Stated problem — Pictures excluded, copy word for word the lines from the one holding "Transcribe this image's" through the last line below.

=== Records supplied ===

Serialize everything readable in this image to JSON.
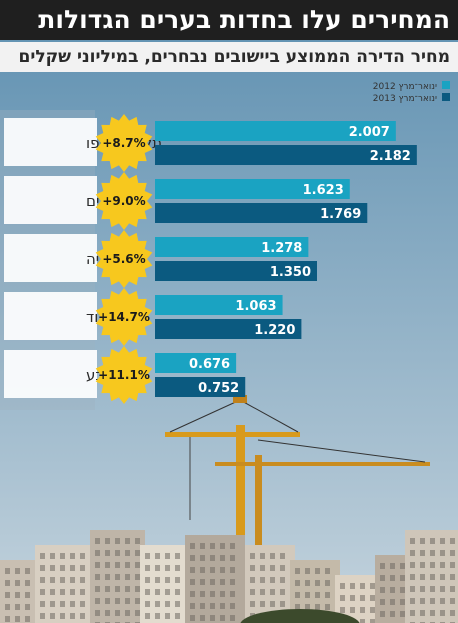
{
  "title": "המחירים עלו בחדות בערים הגדולות",
  "subtitle": "מחיר הדירה הממוצע ביישובים נבחרים, במיליוני שקלים",
  "colors": {
    "series_2012": "#1aa3c2",
    "series_2013": "#0b5a80",
    "badge": "#f7c81e",
    "title_bg": "#1f1f1f",
    "sky_top": "#5d8fb0",
    "sky_bottom": "#c4d3dd"
  },
  "chart_data": {
    "type": "bar",
    "orientation": "horizontal",
    "title": "המחירים עלו בחדות בערים הגדולות",
    "subtitle": "מחיר הדירה הממוצע ביישובים נבחרים, במיליוני שקלים",
    "categories": [
      "תל אביב־יפו",
      "ירושלים",
      "נתניה",
      "אשדוד",
      "באר שבע"
    ],
    "series": [
      {
        "name": "ינואר־מרץ 2012",
        "values": [
          2.007,
          1.623,
          1.278,
          1.063,
          0.676
        ],
        "labels": [
          "2.007",
          "1.623",
          "1.278",
          "1.063",
          "0.676"
        ]
      },
      {
        "name": "ינואר־מרץ 2013",
        "values": [
          2.182,
          1.769,
          1.35,
          1.22,
          0.752
        ],
        "labels": [
          "2.182",
          "1.769",
          "1.350",
          "1.220",
          "0.752"
        ]
      }
    ],
    "changes": [
      "+8.7%",
      "+9.0%",
      "+5.6%",
      "+14.7%",
      "+11.1%"
    ],
    "legend": "top-right",
    "grid": false
  }
}
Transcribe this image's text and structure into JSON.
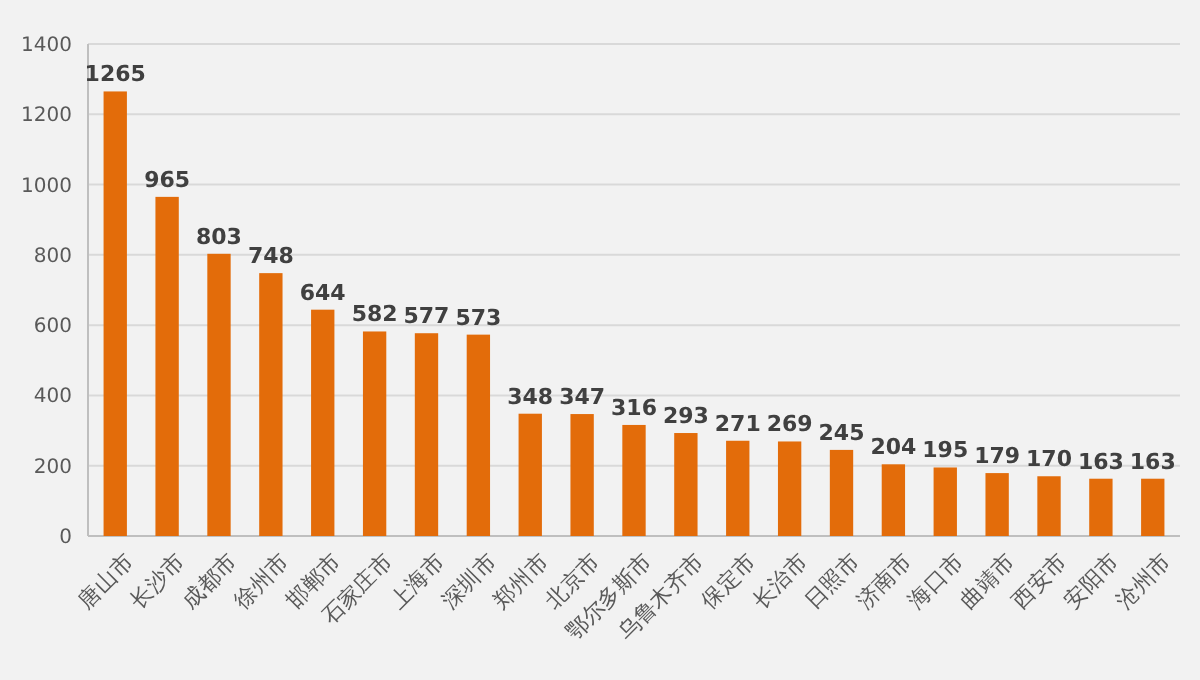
{
  "chart_data": {
    "type": "bar",
    "categories": [
      "唐山市",
      "长沙市",
      "成都市",
      "徐州市",
      "邯郸市",
      "石家庄市",
      "上海市",
      "深圳市",
      "郑州市",
      "北京市",
      "鄂尔多斯市",
      "乌鲁木齐市",
      "保定市",
      "长治市",
      "日照市",
      "济南市",
      "海口市",
      "曲靖市",
      "西安市",
      "安阳市",
      "沧州市"
    ],
    "values": [
      1265,
      965,
      803,
      748,
      644,
      582,
      577,
      573,
      348,
      347,
      316,
      293,
      271,
      269,
      245,
      204,
      195,
      179,
      170,
      163,
      163
    ],
    "color": "#e36c0a",
    "ylim": [
      0,
      1400
    ],
    "yticks": [
      0,
      200,
      400,
      600,
      800,
      1000,
      1200,
      1400
    ],
    "grid": "y",
    "data_labels": true
  }
}
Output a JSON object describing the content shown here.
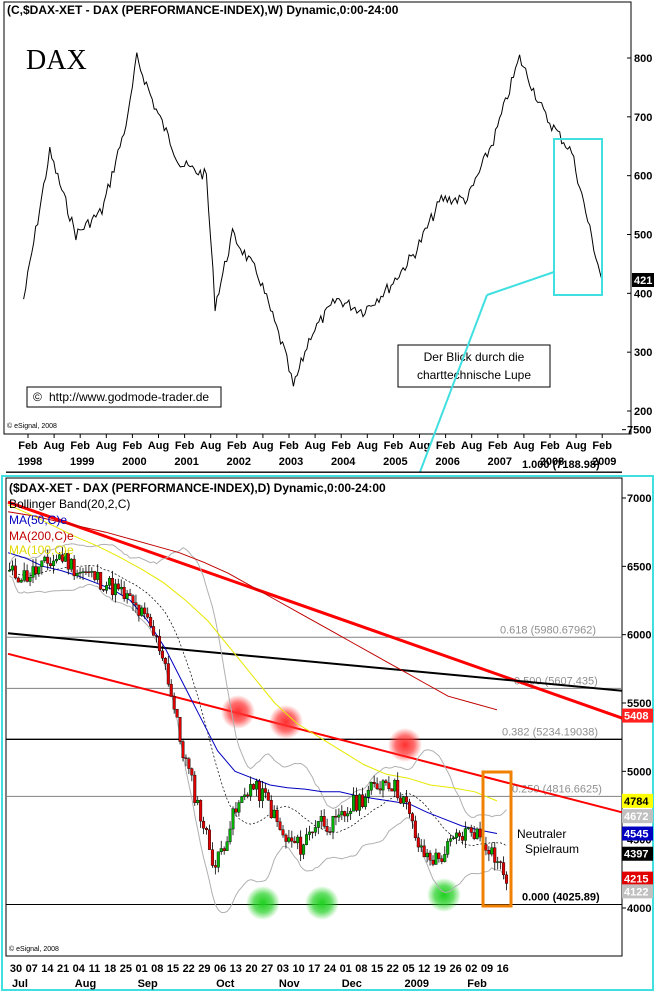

===

Solution for this problem —
Transcribe this image's text and structure into JSON.
{
  "chart_data": {
    "type": "bar",
    "categories": [
      "唐山市",
      "长沙市",
      "成都市",
      "徐州市",
      "邯郸市",
      "石家庄市",
      "上海市",
      "深圳市",
      "郑州市",
      "北京市",
      "鄂尔多斯市",
      "乌鲁木齐市",
      "保定市",
      "长治市",
      "日照市",
      "济南市",
      "海口市",
      "曲靖市",
      "西安市",
      "安阳市",
      "沧州市"
    ],
    "values": [
      1265,
      965,
      803,
      748,
      644,
      582,
      577,
      573,
      348,
      347,
      316,
      293,
      271,
      269,
      245,
      204,
      195,
      179,
      170,
      163,
      163
    ],
    "color": "#e36c0a",
    "ylim": [
      0,
      1400
    ],
    "yticks": [
      0,
      200,
      400,
      600,
      800,
      1000,
      1200,
      1400
    ],
    "grid": "y",
    "data_labels": true
  }
}
Output a JSON object describing the content shown here.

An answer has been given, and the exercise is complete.